Data entries
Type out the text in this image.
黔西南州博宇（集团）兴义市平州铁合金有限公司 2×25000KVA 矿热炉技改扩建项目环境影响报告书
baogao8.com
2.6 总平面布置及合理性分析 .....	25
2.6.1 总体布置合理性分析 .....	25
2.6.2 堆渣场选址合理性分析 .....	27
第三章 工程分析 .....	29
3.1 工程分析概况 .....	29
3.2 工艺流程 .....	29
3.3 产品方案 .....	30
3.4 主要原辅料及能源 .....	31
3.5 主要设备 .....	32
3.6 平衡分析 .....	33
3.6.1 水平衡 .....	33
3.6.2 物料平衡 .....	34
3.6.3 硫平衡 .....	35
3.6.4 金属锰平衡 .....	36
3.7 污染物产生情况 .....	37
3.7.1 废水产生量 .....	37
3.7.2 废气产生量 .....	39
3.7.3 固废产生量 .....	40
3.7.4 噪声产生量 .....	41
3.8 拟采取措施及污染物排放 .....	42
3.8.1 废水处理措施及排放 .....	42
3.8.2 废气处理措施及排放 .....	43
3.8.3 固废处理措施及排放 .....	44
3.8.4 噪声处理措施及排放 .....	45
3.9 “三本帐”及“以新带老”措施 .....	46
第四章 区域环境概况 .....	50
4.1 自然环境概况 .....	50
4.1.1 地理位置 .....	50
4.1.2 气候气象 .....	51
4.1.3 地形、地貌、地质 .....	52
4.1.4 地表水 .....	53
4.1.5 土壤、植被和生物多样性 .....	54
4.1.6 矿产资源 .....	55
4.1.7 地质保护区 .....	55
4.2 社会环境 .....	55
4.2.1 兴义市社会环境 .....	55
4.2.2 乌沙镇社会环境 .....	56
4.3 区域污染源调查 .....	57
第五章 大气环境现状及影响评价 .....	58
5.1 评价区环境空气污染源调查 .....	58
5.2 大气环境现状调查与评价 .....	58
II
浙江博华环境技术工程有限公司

### WRITTEN EXERCISE
Return what is listed above, exactly and completely.

### SOLUTION TO THE PROBLEM
Type out the text in this image.
黔西南州博宇（集团）兴义市平州铁合金有限公司 2×25000KVA 矿热炉技改扩建项目环境影响报告书
baogao8.com
2.6 总平面布置及合理性分析 .....	25
2.6.1 总体布置合理性分析 .....	25
2.6.2 堆渣场选址合理性分析 .....	27
第三章 工程分析 .....	29
3.1 工程分析概况 .....	29
3.2 工艺流程 .....	29
3.3 产品方案 .....	30
3.4 主要原辅料及能源 .....	31
3.5 主要设备 .....	32
3.6 平衡分析 .....	33
3.6.1 水平衡 .....	33
3.6.2 物料平衡 .....	34
3.6.3 硫平衡 .....	35
3.6.4 金属锰平衡 .....	36
3.7 污染物产生情况 .....	37
3.7.1 废水产生量 .....	37
3.7.2 废气产生量 .....	39
3.7.3 固废产生量 .....	40
3.7.4 噪声产生量 .....	41
3.8 拟采取措施及污染物排放 .....	42
3.8.1 废水处理措施及排放 .....	42
3.8.2 废气处理措施及排放 .....	43
3.8.3 固废处理措施及排放 .....	44
3.8.4 噪声处理措施及排放 .....	45
3.9 “三本帐”及“以新带老”措施 .....	46
第四章 区域环境概况 .....	50
4.1 自然环境概况 .....	50
4.1.1 地理位置 .....	50
4.1.2 气候气象 .....	51
4.1.3 地形、地貌、地质 .....	52
4.1.4 地表水 .....	53
4.1.5 土壤、植被和生物多样性 .....	54
4.1.6 矿产资源 .....	55
4.1.7 地质保护区 .....	55
4.2 社会环境 .....	55
4.2.1 兴义市社会环境 .....	55
4.2.2 乌沙镇社会环境 .....	56
4.3 区域污染源调查 .....	57
第五章 大气环境现状及影响评价 .....	58
5.1 评价区环境空气污染源调查 .....	58
5.2 大气环境现状调查与评价 .....	58
II
浙江博华环境技术工程有限公司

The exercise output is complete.